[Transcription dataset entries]
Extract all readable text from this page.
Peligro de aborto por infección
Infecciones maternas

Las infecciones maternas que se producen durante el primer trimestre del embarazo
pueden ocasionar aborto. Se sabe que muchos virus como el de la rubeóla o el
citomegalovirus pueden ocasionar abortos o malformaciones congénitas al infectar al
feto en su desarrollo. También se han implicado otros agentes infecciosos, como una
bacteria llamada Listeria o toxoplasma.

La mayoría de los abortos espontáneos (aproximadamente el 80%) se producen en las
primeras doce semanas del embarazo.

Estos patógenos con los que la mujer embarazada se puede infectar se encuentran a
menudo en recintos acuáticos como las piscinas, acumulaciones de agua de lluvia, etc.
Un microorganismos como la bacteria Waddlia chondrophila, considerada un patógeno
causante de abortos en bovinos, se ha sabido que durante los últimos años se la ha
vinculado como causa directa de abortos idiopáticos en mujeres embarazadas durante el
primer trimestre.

> _What to produce_: All the records shown above need to be given again exactly.

> _Problem solution_:
Extract all readable text from this page.
Peligro de aborto por infección
Infecciones maternas

Las infecciones maternas que se producen durante el primer trimestre del embarazo
pueden ocasionar aborto. Se sabe que muchos virus como el de la rubeóla o el
citomegalovirus pueden ocasionar abortos o malformaciones congénitas al infectar al
feto en su desarrollo. También se han implicado otros agentes infecciosos, como una
bacteria llamada Listeria o toxoplasma.

La mayoría de los abortos espontáneos (aproximadamente el 80%) se producen en las
primeras doce semanas del embarazo.

Estos patógenos con los que la mujer embarazada se puede infectar se encuentran a
menudo en recintos acuáticos como las piscinas, acumulaciones de agua de lluvia, etc.
Un microorganismos como la bacteria Waddlia chondrophila, considerada un patógeno
causante de abortos en bovinos, se ha sabido que durante los últimos años se la ha
vinculado como causa directa de abortos idiopáticos en mujeres embarazadas durante el
primer trimestre.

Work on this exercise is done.